** Start GIVEN RECORDS **

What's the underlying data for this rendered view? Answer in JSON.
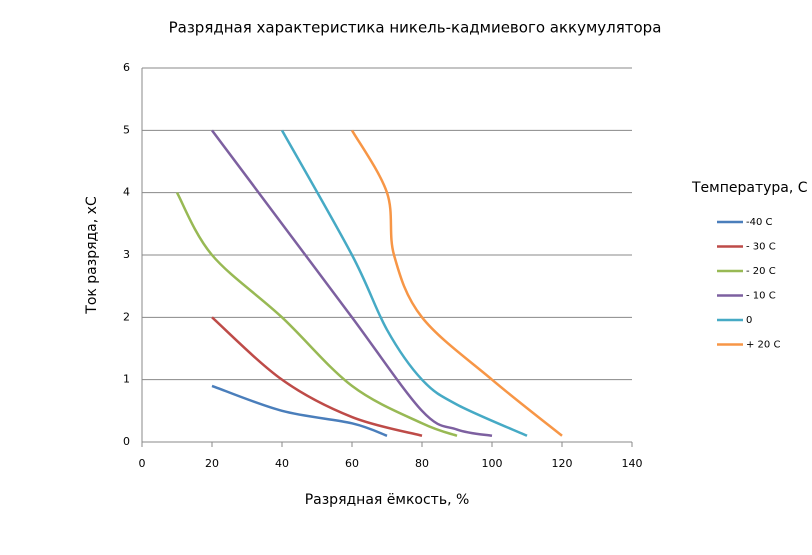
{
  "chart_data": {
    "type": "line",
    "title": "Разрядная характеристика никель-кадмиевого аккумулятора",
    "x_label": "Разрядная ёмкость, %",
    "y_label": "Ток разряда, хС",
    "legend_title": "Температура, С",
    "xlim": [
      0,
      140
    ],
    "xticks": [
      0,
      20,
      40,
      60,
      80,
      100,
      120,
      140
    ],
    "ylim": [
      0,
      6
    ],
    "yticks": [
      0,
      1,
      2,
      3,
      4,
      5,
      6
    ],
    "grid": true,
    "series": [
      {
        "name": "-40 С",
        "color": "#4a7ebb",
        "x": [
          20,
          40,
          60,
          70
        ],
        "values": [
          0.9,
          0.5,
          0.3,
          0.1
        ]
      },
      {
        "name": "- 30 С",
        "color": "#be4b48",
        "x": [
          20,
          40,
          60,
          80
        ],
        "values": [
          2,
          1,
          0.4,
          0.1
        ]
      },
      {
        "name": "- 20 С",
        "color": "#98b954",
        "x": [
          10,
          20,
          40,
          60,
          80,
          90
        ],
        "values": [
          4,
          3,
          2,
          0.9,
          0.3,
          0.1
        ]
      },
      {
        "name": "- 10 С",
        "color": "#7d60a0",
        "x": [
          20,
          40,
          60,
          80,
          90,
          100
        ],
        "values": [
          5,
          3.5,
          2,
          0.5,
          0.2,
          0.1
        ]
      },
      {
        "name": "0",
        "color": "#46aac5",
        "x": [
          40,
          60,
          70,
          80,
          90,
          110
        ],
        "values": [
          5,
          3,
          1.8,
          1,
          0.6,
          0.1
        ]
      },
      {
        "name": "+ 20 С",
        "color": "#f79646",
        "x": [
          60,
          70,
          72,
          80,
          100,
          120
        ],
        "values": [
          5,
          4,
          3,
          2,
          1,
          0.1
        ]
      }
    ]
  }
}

** End GIVEN RECORDS **

> WORK TO COMPLETE
Repeat each record exactly as shown above, dropping all images.

> ANSWER
What's the underlying data for this rendered view? Answer in JSON.
{
  "chart_data": {
    "type": "line",
    "title": "Разрядная характеристика никель-кадмиевого аккумулятора",
    "x_label": "Разрядная ёмкость, %",
    "y_label": "Ток разряда, хС",
    "legend_title": "Температура, С",
    "xlim": [
      0,
      140
    ],
    "xticks": [
      0,
      20,
      40,
      60,
      80,
      100,
      120,
      140
    ],
    "ylim": [
      0,
      6
    ],
    "yticks": [
      0,
      1,
      2,
      3,
      4,
      5,
      6
    ],
    "grid": true,
    "series": [
      {
        "name": "-40 С",
        "color": "#4a7ebb",
        "x": [
          20,
          40,
          60,
          70
        ],
        "values": [
          0.9,
          0.5,
          0.3,
          0.1
        ]
      },
      {
        "name": "- 30 С",
        "color": "#be4b48",
        "x": [
          20,
          40,
          60,
          80
        ],
        "values": [
          2,
          1,
          0.4,
          0.1
        ]
      },
      {
        "name": "- 20 С",
        "color": "#98b954",
        "x": [
          10,
          20,
          40,
          60,
          80,
          90
        ],
        "values": [
          4,
          3,
          2,
          0.9,
          0.3,
          0.1
        ]
      },
      {
        "name": "- 10 С",
        "color": "#7d60a0",
        "x": [
          20,
          40,
          60,
          80,
          90,
          100
        ],
        "values": [
          5,
          3.5,
          2,
          0.5,
          0.2,
          0.1
        ]
      },
      {
        "name": "0",
        "color": "#46aac5",
        "x": [
          40,
          60,
          70,
          80,
          90,
          110
        ],
        "values": [
          5,
          3,
          1.8,
          1,
          0.6,
          0.1
        ]
      },
      {
        "name": "+ 20 С",
        "color": "#f79646",
        "x": [
          60,
          70,
          72,
          80,
          100,
          120
        ],
        "values": [
          5,
          4,
          3,
          2,
          1,
          0.1
        ]
      }
    ]
  }
}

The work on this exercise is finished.